* Records to process *
********************
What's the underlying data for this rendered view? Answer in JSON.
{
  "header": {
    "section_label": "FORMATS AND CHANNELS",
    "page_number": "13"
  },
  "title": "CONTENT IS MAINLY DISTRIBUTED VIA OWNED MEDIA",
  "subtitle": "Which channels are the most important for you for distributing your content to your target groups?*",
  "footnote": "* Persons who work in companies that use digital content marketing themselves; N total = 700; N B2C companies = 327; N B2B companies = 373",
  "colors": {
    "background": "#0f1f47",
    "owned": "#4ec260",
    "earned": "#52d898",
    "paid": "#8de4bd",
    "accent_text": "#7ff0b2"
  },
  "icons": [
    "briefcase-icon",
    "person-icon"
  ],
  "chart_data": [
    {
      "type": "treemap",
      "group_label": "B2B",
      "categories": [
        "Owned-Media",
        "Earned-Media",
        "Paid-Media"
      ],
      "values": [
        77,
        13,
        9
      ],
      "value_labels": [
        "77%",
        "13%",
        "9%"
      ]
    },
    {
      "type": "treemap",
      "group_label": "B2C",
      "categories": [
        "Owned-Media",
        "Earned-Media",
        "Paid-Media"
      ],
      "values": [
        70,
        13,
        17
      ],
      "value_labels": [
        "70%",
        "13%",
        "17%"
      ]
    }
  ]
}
********************
* Instructions for the task *
Repeat back the data above, exact to the last character.

* Finished exercise *
What's the underlying data for this rendered view? Answer in JSON.
{
  "header": {
    "section_label": "FORMATS AND CHANNELS",
    "page_number": "13"
  },
  "title": "CONTENT IS MAINLY DISTRIBUTED VIA OWNED MEDIA",
  "subtitle": "Which channels are the most important for you for distributing your content to your target groups?*",
  "footnote": "* Persons who work in companies that use digital content marketing themselves; N total = 700; N B2C companies = 327; N B2B companies = 373",
  "colors": {
    "background": "#0f1f47",
    "owned": "#4ec260",
    "earned": "#52d898",
    "paid": "#8de4bd",
    "accent_text": "#7ff0b2"
  },
  "icons": [
    "briefcase-icon",
    "person-icon"
  ],
  "chart_data": [
    {
      "type": "treemap",
      "group_label": "B2B",
      "categories": [
        "Owned-Media",
        "Earned-Media",
        "Paid-Media"
      ],
      "values": [
        77,
        13,
        9
      ],
      "value_labels": [
        "77%",
        "13%",
        "9%"
      ]
    },
    {
      "type": "treemap",
      "group_label": "B2C",
      "categories": [
        "Owned-Media",
        "Earned-Media",
        "Paid-Media"
      ],
      "values": [
        70,
        13,
        17
      ],
      "value_labels": [
        "70%",
        "13%",
        "17%"
      ]
    }
  ]
}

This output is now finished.